>>>

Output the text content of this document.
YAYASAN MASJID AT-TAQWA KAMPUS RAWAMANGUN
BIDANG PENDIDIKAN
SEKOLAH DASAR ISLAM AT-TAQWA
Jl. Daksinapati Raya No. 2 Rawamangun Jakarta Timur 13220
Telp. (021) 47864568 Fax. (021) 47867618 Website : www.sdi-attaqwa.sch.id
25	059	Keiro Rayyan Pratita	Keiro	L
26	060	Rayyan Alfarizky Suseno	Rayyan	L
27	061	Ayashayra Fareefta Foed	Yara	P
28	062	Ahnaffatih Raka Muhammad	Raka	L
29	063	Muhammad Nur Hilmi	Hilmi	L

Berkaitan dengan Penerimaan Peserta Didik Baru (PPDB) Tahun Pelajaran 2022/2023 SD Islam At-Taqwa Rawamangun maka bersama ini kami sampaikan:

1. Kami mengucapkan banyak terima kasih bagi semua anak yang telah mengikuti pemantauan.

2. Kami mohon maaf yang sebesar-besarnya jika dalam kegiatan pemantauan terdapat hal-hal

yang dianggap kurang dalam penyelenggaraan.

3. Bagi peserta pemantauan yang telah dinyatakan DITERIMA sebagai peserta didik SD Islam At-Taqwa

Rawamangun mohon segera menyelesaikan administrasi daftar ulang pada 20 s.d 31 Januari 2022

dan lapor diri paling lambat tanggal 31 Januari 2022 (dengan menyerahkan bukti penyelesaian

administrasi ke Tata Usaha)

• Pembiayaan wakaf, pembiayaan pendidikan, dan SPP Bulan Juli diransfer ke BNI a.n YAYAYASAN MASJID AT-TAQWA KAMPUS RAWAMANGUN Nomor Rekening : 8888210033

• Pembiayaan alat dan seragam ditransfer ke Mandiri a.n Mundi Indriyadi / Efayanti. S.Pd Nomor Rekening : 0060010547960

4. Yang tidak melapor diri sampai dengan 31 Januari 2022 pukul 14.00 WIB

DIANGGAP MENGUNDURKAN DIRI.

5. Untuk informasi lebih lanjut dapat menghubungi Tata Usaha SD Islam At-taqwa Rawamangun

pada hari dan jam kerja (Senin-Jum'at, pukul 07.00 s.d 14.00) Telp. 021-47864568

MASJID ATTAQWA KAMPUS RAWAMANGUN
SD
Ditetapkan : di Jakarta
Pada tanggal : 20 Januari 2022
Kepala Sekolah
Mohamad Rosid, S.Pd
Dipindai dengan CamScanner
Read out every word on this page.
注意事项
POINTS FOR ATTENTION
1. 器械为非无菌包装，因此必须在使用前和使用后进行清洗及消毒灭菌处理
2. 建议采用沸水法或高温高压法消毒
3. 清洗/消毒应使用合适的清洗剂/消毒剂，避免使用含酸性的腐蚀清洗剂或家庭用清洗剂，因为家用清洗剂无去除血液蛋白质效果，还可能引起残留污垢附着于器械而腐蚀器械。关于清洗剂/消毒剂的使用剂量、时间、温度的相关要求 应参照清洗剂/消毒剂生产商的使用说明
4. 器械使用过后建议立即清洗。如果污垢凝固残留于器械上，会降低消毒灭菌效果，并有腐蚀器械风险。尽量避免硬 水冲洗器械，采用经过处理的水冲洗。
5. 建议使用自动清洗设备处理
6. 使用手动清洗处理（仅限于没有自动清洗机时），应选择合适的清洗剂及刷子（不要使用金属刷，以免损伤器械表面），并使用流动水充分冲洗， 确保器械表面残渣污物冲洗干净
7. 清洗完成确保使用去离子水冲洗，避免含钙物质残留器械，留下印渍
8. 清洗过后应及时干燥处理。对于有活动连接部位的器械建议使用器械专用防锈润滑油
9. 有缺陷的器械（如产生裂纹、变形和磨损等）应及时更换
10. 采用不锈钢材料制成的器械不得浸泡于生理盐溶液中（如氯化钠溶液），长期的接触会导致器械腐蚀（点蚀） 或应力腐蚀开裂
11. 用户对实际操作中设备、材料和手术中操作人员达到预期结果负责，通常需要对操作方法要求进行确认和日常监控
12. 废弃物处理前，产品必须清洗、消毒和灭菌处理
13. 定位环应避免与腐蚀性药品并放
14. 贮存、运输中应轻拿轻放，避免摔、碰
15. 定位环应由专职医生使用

<<<

[EXERCISE OBJECTIVE]
Every record above needs to be repeated word for word.

[SOLUTION]
Output the text content of this document.
YAYASAN MASJID AT-TAQWA KAMPUS RAWAMANGUN
BIDANG PENDIDIKAN
SEKOLAH DASAR ISLAM AT-TAQWA
Jl. Daksinapati Raya No. 2 Rawamangun Jakarta Timur 13220
Telp. (021) 47864568 Fax. (021) 47867618 Website : www.sdi-attaqwa.sch.id
25	059	Keiro Rayyan Pratita	Keiro	L
26	060	Rayyan Alfarizky Suseno	Rayyan	L
27	061	Ayashayra Fareefta Foed	Yara	P
28	062	Ahnaffatih Raka Muhammad	Raka	L
29	063	Muhammad Nur Hilmi	Hilmi	L

Berkaitan dengan Penerimaan Peserta Didik Baru (PPDB) Tahun Pelajaran 2022/2023 SD Islam At-Taqwa Rawamangun maka bersama ini kami sampaikan:

1. Kami mengucapkan banyak terima kasih bagi semua anak yang telah mengikuti pemantauan.

2. Kami mohon maaf yang sebesar-besarnya jika dalam kegiatan pemantauan terdapat hal-hal

yang dianggap kurang dalam penyelenggaraan.

3. Bagi peserta pemantauan yang telah dinyatakan DITERIMA sebagai peserta didik SD Islam At-Taqwa

Rawamangun mohon segera menyelesaikan administrasi daftar ulang pada 20 s.d 31 Januari 2022

dan lapor diri paling lambat tanggal 31 Januari 2022 (dengan menyerahkan bukti penyelesaian

administrasi ke Tata Usaha)

• Pembiayaan wakaf, pembiayaan pendidikan, dan SPP Bulan Juli diransfer ke BNI a.n YAYAYASAN MASJID AT-TAQWA KAMPUS RAWAMANGUN Nomor Rekening : 8888210033

• Pembiayaan alat dan seragam ditransfer ke Mandiri a.n Mundi Indriyadi / Efayanti. S.Pd Nomor Rekening : 0060010547960

4. Yang tidak melapor diri sampai dengan 31 Januari 2022 pukul 14.00 WIB

DIANGGAP MENGUNDURKAN DIRI.

5. Untuk informasi lebih lanjut dapat menghubungi Tata Usaha SD Islam At-taqwa Rawamangun

pada hari dan jam kerja (Senin-Jum'at, pukul 07.00 s.d 14.00) Telp. 021-47864568

MASJID ATTAQWA KAMPUS RAWAMANGUN
SD
Ditetapkan : di Jakarta
Pada tanggal : 20 Januari 2022
Kepala Sekolah
Mohamad Rosid, S.Pd
Dipindai dengan CamScanner
Read out every word on this page.
注意事项
POINTS FOR ATTENTION
1. 器械为非无菌包装，因此必须在使用前和使用后进行清洗及消毒灭菌处理
2. 建议采用沸水法或高温高压法消毒
3. 清洗/消毒应使用合适的清洗剂/消毒剂，避免使用含酸性的腐蚀清洗剂或家庭用清洗剂，因为家用清洗剂无去除血液蛋白质效果，还可能引起残留污垢附着于器械而腐蚀器械。关于清洗剂/消毒剂的使用剂量、时间、温度的相关要求 应参照清洗剂/消毒剂生产商的使用说明
4. 器械使用过后建议立即清洗。如果污垢凝固残留于器械上，会降低消毒灭菌效果，并有腐蚀器械风险。尽量避免硬 水冲洗器械，采用经过处理的水冲洗。
5. 建议使用自动清洗设备处理
6. 使用手动清洗处理（仅限于没有自动清洗机时），应选择合适的清洗剂及刷子（不要使用金属刷，以免损伤器械表面），并使用流动水充分冲洗， 确保器械表面残渣污物冲洗干净
7. 清洗完成确保使用去离子水冲洗，避免含钙物质残留器械，留下印渍
8. 清洗过后应及时干燥处理。对于有活动连接部位的器械建议使用器械专用防锈润滑油
9. 有缺陷的器械（如产生裂纹、变形和磨损等）应及时更换
10. 采用不锈钢材料制成的器械不得浸泡于生理盐溶液中（如氯化钠溶液），长期的接触会导致器械腐蚀（点蚀） 或应力腐蚀开裂
11. 用户对实际操作中设备、材料和手术中操作人员达到预期结果负责，通常需要对操作方法要求进行确认和日常监控
12. 废弃物处理前，产品必须清洗、消毒和灭菌处理
13. 定位环应避免与腐蚀性药品并放
14. 贮存、运输中应轻拿轻放，避免摔、碰
15. 定位环应由专职医生使用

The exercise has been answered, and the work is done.